● TO DO
Skip the images. Copy the records exactly as written.

● GIVEN RECORDS
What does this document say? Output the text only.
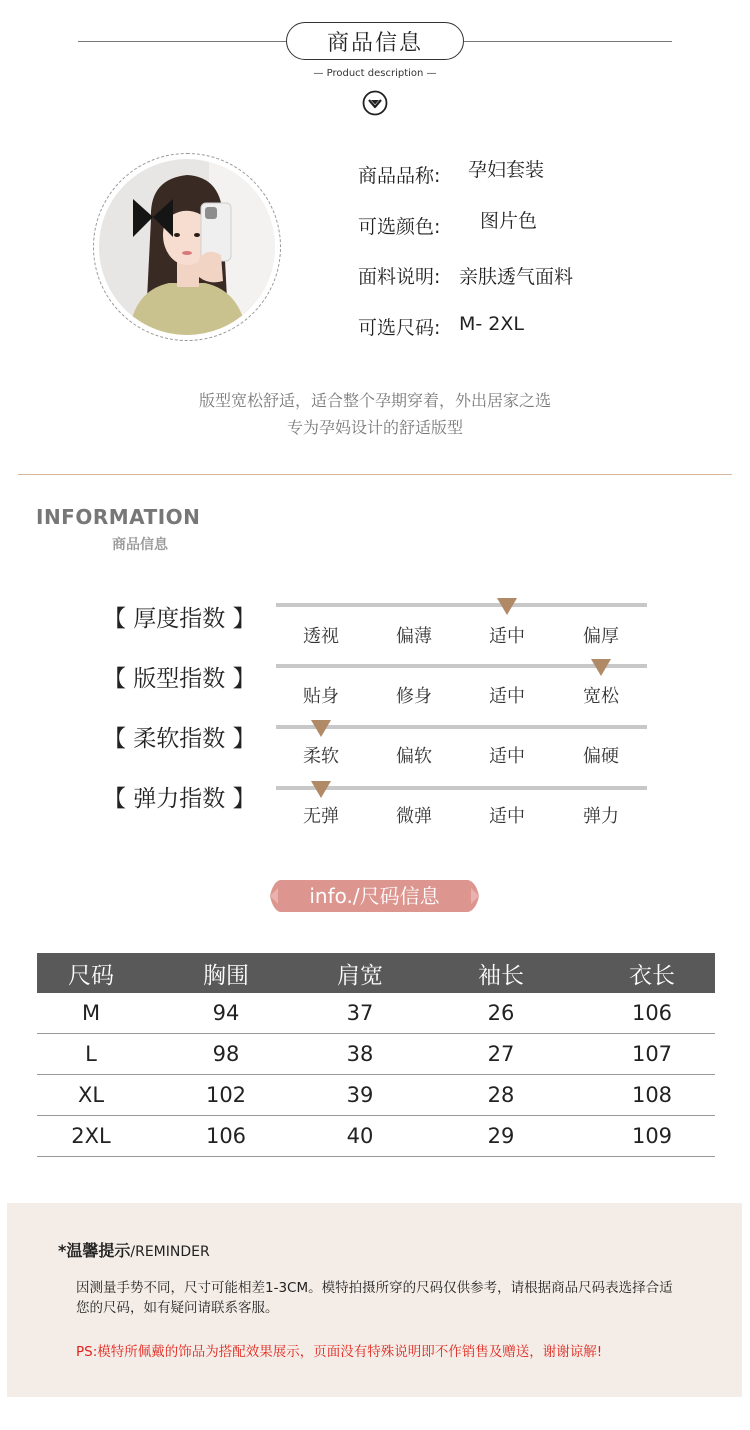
商品信息
— Product description —
商品品称: 孕妇套装
可选颜色: 图片色
面料说明: 亲肤透气面料
可选尺码: M- 2XL
版型宽松舒适，适合整个孕期穿着，外出居家之选
专为孕妈设计的舒适版型
INFORMATION
商品信息
【 厚度指数 】
透视	偏薄	适中	偏厚
【 版型指数 】
贴身	修身	适中	宽松
【 柔软指数 】
柔软	偏软	适中	偏硬
【 弹力指数 】
无弹	微弹	适中	弹力
info./尺码信息
尺码	胸围	肩宽	袖长	衣长
M	94	37	26	106
L	98	38	27	107
XL	102	39	28	108
2XL	106	40	29	109
*温馨提示/REMINDER
因测量手势不同，尺寸可能相差1-3CM。模特拍摄所穿的尺码仅供参考，请根据商品尺码表选择合适您的尺码，如有疑问请联系客服。
PS:模特所佩戴的饰品为搭配效果展示，页面没有特殊说明即不作销售及赠送，谢谢谅解!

● RESPONSE FOR THIS EXERCISE
What does this document say? Output the text only.
商品信息
— Product description —
商品品称: 孕妇套装
可选颜色: 图片色
面料说明: 亲肤透气面料
可选尺码: M- 2XL
版型宽松舒适，适合整个孕期穿着，外出居家之选
专为孕妈设计的舒适版型
INFORMATION
商品信息
【 厚度指数 】
透视	偏薄	适中	偏厚
【 版型指数 】
贴身	修身	适中	宽松
【 柔软指数 】
柔软	偏软	适中	偏硬
【 弹力指数 】
无弹	微弹	适中	弹力
info./尺码信息
尺码	胸围	肩宽	袖长	衣长
M	94	37	26	106
L	98	38	27	107
XL	102	39	28	108
2XL	106	40	29	109
*温馨提示/REMINDER
因测量手势不同，尺寸可能相差1-3CM。模特拍摄所穿的尺码仅供参考，请根据商品尺码表选择合适您的尺码，如有疑问请联系客服。
PS:模特所佩戴的饰品为搭配效果展示，页面没有特殊说明即不作销售及赠送，谢谢谅解!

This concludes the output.